● **Requirement**
Write out the listing below again, precisely as it is given.

● **Provided material**
═══
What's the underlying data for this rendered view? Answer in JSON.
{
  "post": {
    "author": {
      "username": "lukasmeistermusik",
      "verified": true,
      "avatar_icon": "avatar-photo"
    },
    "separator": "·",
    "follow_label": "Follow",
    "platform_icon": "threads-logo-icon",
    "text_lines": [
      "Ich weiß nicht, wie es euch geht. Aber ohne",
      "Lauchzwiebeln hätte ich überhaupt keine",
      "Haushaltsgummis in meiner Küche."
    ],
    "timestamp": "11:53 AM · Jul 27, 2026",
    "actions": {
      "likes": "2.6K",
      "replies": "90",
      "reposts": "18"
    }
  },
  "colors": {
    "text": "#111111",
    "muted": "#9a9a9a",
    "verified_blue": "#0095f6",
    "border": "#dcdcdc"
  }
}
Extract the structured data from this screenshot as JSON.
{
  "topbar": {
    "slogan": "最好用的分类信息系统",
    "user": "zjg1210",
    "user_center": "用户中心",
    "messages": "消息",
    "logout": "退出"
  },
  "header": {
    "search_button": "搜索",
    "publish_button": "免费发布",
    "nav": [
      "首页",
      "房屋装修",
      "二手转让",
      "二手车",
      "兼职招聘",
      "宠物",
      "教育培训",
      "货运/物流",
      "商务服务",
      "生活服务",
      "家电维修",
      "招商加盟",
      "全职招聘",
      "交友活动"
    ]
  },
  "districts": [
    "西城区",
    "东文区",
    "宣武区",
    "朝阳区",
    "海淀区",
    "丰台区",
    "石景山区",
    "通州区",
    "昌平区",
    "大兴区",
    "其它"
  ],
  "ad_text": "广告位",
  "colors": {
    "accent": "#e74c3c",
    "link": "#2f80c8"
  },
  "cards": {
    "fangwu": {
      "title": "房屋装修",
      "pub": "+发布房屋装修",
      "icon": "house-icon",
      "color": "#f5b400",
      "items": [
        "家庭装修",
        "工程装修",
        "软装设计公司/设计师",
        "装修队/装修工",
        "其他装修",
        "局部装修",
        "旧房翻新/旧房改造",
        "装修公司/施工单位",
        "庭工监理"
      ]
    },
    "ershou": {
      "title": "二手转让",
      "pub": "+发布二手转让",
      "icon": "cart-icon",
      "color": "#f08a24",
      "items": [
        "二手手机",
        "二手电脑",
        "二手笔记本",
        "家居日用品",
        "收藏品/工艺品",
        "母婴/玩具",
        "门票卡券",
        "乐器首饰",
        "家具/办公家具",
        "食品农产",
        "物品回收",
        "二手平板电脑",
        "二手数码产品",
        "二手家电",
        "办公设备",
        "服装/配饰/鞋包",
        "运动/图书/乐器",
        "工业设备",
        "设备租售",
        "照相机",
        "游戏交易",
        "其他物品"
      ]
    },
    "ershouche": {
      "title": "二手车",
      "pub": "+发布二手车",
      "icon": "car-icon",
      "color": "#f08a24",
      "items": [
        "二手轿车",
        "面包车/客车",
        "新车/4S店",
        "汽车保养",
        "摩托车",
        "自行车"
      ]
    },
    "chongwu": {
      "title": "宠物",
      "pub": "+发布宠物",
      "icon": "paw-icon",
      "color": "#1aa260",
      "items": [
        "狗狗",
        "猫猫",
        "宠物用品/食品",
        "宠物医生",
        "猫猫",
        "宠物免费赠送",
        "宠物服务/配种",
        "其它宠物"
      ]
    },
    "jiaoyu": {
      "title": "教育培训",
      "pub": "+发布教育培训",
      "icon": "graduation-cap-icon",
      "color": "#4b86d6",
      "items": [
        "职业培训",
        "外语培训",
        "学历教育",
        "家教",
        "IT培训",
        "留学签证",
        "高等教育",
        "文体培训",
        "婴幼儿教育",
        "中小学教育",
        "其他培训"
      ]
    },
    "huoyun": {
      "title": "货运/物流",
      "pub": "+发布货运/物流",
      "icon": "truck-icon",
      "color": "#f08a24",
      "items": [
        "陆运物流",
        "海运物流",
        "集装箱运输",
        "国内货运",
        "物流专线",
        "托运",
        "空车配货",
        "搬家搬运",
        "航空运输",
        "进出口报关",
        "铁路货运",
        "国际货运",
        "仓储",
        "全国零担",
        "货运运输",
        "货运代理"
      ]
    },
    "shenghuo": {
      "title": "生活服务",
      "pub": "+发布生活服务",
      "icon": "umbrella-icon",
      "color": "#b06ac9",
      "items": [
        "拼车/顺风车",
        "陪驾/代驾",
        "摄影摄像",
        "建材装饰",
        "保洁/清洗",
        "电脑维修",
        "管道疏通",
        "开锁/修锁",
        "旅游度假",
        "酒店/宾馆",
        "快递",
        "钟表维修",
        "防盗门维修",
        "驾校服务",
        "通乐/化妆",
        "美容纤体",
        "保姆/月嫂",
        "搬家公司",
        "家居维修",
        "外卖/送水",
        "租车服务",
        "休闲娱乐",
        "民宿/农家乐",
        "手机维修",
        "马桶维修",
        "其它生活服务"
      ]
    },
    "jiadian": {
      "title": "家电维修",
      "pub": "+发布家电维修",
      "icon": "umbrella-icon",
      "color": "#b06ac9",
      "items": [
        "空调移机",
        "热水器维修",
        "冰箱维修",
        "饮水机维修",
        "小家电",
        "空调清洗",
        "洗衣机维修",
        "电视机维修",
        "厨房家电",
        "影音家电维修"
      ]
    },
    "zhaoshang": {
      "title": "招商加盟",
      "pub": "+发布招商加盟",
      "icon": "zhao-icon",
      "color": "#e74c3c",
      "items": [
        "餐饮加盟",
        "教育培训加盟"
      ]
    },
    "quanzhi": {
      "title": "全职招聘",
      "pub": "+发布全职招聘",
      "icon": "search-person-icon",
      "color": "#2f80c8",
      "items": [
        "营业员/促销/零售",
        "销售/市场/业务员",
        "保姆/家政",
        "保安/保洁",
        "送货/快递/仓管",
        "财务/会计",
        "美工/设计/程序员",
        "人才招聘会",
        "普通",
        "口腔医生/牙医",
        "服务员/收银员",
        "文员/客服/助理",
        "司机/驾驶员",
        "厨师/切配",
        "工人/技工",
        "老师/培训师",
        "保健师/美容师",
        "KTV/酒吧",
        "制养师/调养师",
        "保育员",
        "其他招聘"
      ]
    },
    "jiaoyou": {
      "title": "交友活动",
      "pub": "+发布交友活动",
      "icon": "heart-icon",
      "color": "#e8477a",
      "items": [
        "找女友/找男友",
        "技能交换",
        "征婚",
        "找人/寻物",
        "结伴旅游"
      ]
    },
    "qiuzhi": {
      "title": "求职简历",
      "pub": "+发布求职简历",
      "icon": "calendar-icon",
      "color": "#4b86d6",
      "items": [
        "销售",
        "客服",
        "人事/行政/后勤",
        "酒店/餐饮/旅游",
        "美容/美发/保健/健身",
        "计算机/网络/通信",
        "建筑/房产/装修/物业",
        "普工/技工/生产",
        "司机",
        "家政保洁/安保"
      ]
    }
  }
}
═══
● **Result below**
What's the underlying data for this rendered view? Answer in JSON.
{
  "post": {
    "author": {
      "username": "lukasmeistermusik",
      "verified": true,
      "avatar_icon": "avatar-photo"
    },
    "separator": "·",
    "follow_label": "Follow",
    "platform_icon": "threads-logo-icon",
    "text_lines": [
      "Ich weiß nicht, wie es euch geht. Aber ohne",
      "Lauchzwiebeln hätte ich überhaupt keine",
      "Haushaltsgummis in meiner Küche."
    ],
    "timestamp": "11:53 AM · Jul 27, 2026",
    "actions": {
      "likes": "2.6K",
      "replies": "90",
      "reposts": "18"
    }
  },
  "colors": {
    "text": "#111111",
    "muted": "#9a9a9a",
    "verified_blue": "#0095f6",
    "border": "#dcdcdc"
  }
}
Extract the structured data from this screenshot as JSON.
{
  "topbar": {
    "slogan": "最好用的分类信息系统",
    "user": "zjg1210",
    "user_center": "用户中心",
    "messages": "消息",
    "logout": "退出"
  },
  "header": {
    "search_button": "搜索",
    "publish_button": "免费发布",
    "nav": [
      "首页",
      "房屋装修",
      "二手转让",
      "二手车",
      "兼职招聘",
      "宠物",
      "教育培训",
      "货运/物流",
      "商务服务",
      "生活服务",
      "家电维修",
      "招商加盟",
      "全职招聘",
      "交友活动"
    ]
  },
  "districts": [
    "西城区",
    "东文区",
    "宣武区",
    "朝阳区",
    "海淀区",
    "丰台区",
    "石景山区",
    "通州区",
    "昌平区",
    "大兴区",
    "其它"
  ],
  "ad_text": "广告位",
  "colors": {
    "accent": "#e74c3c",
    "link": "#2f80c8"
  },
  "cards": {
    "fangwu": {
      "title": "房屋装修",
      "pub": "+发布房屋装修",
      "icon": "house-icon",
      "color": "#f5b400",
      "items": [
        "家庭装修",
        "工程装修",
        "软装设计公司/设计师",
        "装修队/装修工",
        "其他装修",
        "局部装修",
        "旧房翻新/旧房改造",
        "装修公司/施工单位",
        "庭工监理"
      ]
    },
    "ershou": {
      "title": "二手转让",
      "pub": "+发布二手转让",
      "icon": "cart-icon",
      "color": "#f08a24",
      "items": [
        "二手手机",
        "二手电脑",
        "二手笔记本",
        "家居日用品",
        "收藏品/工艺品",
        "母婴/玩具",
        "门票卡券",
        "乐器首饰",
        "家具/办公家具",
        "食品农产",
        "物品回收",
        "二手平板电脑",
        "二手数码产品",
        "二手家电",
        "办公设备",
        "服装/配饰/鞋包",
        "运动/图书/乐器",
        "工业设备",
        "设备租售",
        "照相机",
        "游戏交易",
        "其他物品"
      ]
    },
    "ershouche": {
      "title": "二手车",
      "pub": "+发布二手车",
      "icon": "car-icon",
      "color": "#f08a24",
      "items": [
        "二手轿车",
        "面包车/客车",
        "新车/4S店",
        "汽车保养",
        "摩托车",
        "自行车"
      ]
    },
    "chongwu": {
      "title": "宠物",
      "pub": "+发布宠物",
      "icon": "paw-icon",
      "color": "#1aa260",
      "items": [
        "狗狗",
        "猫猫",
        "宠物用品/食品",
        "宠物医生",
        "猫猫",
        "宠物免费赠送",
        "宠物服务/配种",
        "其它宠物"
      ]
    },
    "jiaoyu": {
      "title": "教育培训",
      "pub": "+发布教育培训",
      "icon": "graduation-cap-icon",
      "color": "#4b86d6",
      "items": [
        "职业培训",
        "外语培训",
        "学历教育",
        "家教",
        "IT培训",
        "留学签证",
        "高等教育",
        "文体培训",
        "婴幼儿教育",
        "中小学教育",
        "其他培训"
      ]
    },
    "huoyun": {
      "title": "货运/物流",
      "pub": "+发布货运/物流",
      "icon": "truck-icon",
      "color": "#f08a24",
      "items": [
        "陆运物流",
        "海运物流",
        "集装箱运输",
        "国内货运",
        "物流专线",
        "托运",
        "空车配货",
        "搬家搬运",
        "航空运输",
        "进出口报关",
        "铁路货运",
        "国际货运",
        "仓储",
        "全国零担",
        "货运运输",
        "货运代理"
      ]
    },
    "shenghuo": {
      "title": "生活服务",
      "pub": "+发布生活服务",
      "icon": "umbrella-icon",
      "color": "#b06ac9",
      "items": [
        "拼车/顺风车",
        "陪驾/代驾",
        "摄影摄像",
        "建材装饰",
        "保洁/清洗",
        "电脑维修",
        "管道疏通",
        "开锁/修锁",
        "旅游度假",
        "酒店/宾馆",
        "快递",
        "钟表维修",
        "防盗门维修",
        "驾校服务",
        "通乐/化妆",
        "美容纤体",
        "保姆/月嫂",
        "搬家公司",
        "家居维修",
        "外卖/送水",
        "租车服务",
        "休闲娱乐",
        "民宿/农家乐",
        "手机维修",
        "马桶维修",
        "其它生活服务"
      ]
    },
    "jiadian": {
      "title": "家电维修",
      "pub": "+发布家电维修",
      "icon": "umbrella-icon",
      "color": "#b06ac9",
      "items": [
        "空调移机",
        "热水器维修",
        "冰箱维修",
        "饮水机维修",
        "小家电",
        "空调清洗",
        "洗衣机维修",
        "电视机维修",
        "厨房家电",
        "影音家电维修"
      ]
    },
    "zhaoshang": {
      "title": "招商加盟",
      "pub": "+发布招商加盟",
      "icon": "zhao-icon",
      "color": "#e74c3c",
      "items": [
        "餐饮加盟",
        "教育培训加盟"
      ]
    },
    "quanzhi": {
      "title": "全职招聘",
      "pub": "+发布全职招聘",
      "icon": "search-person-icon",
      "color": "#2f80c8",
      "items": [
        "营业员/促销/零售",
        "销售/市场/业务员",
        "保姆/家政",
        "保安/保洁",
        "送货/快递/仓管",
        "财务/会计",
        "美工/设计/程序员",
        "人才招聘会",
        "普通",
        "口腔医生/牙医",
        "服务员/收银员",
        "文员/客服/助理",
        "司机/驾驶员",
        "厨师/切配",
        "工人/技工",
        "老师/培训师",
        "保健师/美容师",
        "KTV/酒吧",
        "制养师/调养师",
        "保育员",
        "其他招聘"
      ]
    },
    "jiaoyou": {
      "title": "交友活动",
      "pub": "+发布交友活动",
      "icon": "heart-icon",
      "color": "#e8477a",
      "items": [
        "找女友/找男友",
        "技能交换",
        "征婚",
        "找人/寻物",
        "结伴旅游"
      ]
    },
    "qiuzhi": {
      "title": "求职简历",
      "pub": "+发布求职简历",
      "icon": "calendar-icon",
      "color": "#4b86d6",
      "items": [
        "销售",
        "客服",
        "人事/行政/后勤",
        "酒店/餐饮/旅游",
        "美容/美发/保健/健身",
        "计算机/网络/通信",
        "建筑/房产/装修/物业",
        "普工/技工/生产",
        "司机",
        "家政保洁/安保"
      ]
    }
  }
}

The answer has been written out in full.